● **Problem requirements**
Every entry needs to be reproduced exactly.

● **Collected data**
* * * * * * * * *

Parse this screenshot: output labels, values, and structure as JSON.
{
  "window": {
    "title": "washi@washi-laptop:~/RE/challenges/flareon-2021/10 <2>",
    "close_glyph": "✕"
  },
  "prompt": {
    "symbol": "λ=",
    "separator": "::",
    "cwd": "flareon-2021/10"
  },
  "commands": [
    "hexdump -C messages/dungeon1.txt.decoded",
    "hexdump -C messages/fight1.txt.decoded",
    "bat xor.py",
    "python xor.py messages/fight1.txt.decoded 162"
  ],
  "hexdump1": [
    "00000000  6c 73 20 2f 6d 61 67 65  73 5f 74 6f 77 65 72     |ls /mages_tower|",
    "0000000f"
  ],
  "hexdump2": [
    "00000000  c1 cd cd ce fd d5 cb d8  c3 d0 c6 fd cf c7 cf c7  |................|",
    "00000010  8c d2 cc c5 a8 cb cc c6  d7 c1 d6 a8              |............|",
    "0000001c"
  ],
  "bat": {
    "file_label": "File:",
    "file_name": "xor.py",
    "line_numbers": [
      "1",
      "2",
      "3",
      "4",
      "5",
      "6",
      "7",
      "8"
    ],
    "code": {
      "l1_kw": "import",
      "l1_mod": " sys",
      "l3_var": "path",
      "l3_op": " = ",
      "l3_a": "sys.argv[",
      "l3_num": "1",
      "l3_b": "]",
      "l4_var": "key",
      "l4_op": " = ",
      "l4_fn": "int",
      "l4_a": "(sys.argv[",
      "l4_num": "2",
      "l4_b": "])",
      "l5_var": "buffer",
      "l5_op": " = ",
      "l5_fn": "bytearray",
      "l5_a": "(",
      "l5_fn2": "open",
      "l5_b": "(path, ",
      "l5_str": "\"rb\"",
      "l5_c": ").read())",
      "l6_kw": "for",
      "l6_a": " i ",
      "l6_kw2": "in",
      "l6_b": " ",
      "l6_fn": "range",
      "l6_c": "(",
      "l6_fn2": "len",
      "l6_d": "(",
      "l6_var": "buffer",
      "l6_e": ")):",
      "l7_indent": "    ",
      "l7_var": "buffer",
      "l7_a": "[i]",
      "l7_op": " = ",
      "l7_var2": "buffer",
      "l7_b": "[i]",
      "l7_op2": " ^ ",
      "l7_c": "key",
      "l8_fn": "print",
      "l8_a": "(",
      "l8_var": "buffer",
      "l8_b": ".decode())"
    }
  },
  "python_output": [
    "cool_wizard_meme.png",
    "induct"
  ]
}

* * * * * * * * *

● **The result**
Parse this screenshot: output labels, values, and structure as JSON.
{
  "window": {
    "title": "washi@washi-laptop:~/RE/challenges/flareon-2021/10 <2>",
    "close_glyph": "✕"
  },
  "prompt": {
    "symbol": "λ=",
    "separator": "::",
    "cwd": "flareon-2021/10"
  },
  "commands": [
    "hexdump -C messages/dungeon1.txt.decoded",
    "hexdump -C messages/fight1.txt.decoded",
    "bat xor.py",
    "python xor.py messages/fight1.txt.decoded 162"
  ],
  "hexdump1": [
    "00000000  6c 73 20 2f 6d 61 67 65  73 5f 74 6f 77 65 72     |ls /mages_tower|",
    "0000000f"
  ],
  "hexdump2": [
    "00000000  c1 cd cd ce fd d5 cb d8  c3 d0 c6 fd cf c7 cf c7  |................|",
    "00000010  8c d2 cc c5 a8 cb cc c6  d7 c1 d6 a8              |............|",
    "0000001c"
  ],
  "bat": {
    "file_label": "File:",
    "file_name": "xor.py",
    "line_numbers": [
      "1",
      "2",
      "3",
      "4",
      "5",
      "6",
      "7",
      "8"
    ],
    "code": {
      "l1_kw": "import",
      "l1_mod": " sys",
      "l3_var": "path",
      "l3_op": " = ",
      "l3_a": "sys.argv[",
      "l3_num": "1",
      "l3_b": "]",
      "l4_var": "key",
      "l4_op": " = ",
      "l4_fn": "int",
      "l4_a": "(sys.argv[",
      "l4_num": "2",
      "l4_b": "])",
      "l5_var": "buffer",
      "l5_op": " = ",
      "l5_fn": "bytearray",
      "l5_a": "(",
      "l5_fn2": "open",
      "l5_b": "(path, ",
      "l5_str": "\"rb\"",
      "l5_c": ").read())",
      "l6_kw": "for",
      "l6_a": " i ",
      "l6_kw2": "in",
      "l6_b": " ",
      "l6_fn": "range",
      "l6_c": "(",
      "l6_fn2": "len",
      "l6_d": "(",
      "l6_var": "buffer",
      "l6_e": ")):",
      "l7_indent": "    ",
      "l7_var": "buffer",
      "l7_a": "[i]",
      "l7_op": " = ",
      "l7_var2": "buffer",
      "l7_b": "[i]",
      "l7_op2": " ^ ",
      "l7_c": "key",
      "l8_fn": "print",
      "l8_a": "(",
      "l8_var": "buffer",
      "l8_b": ".decode())"
    }
  },
  "python_output": [
    "cool_wizard_meme.png",
    "induct"
  ]
}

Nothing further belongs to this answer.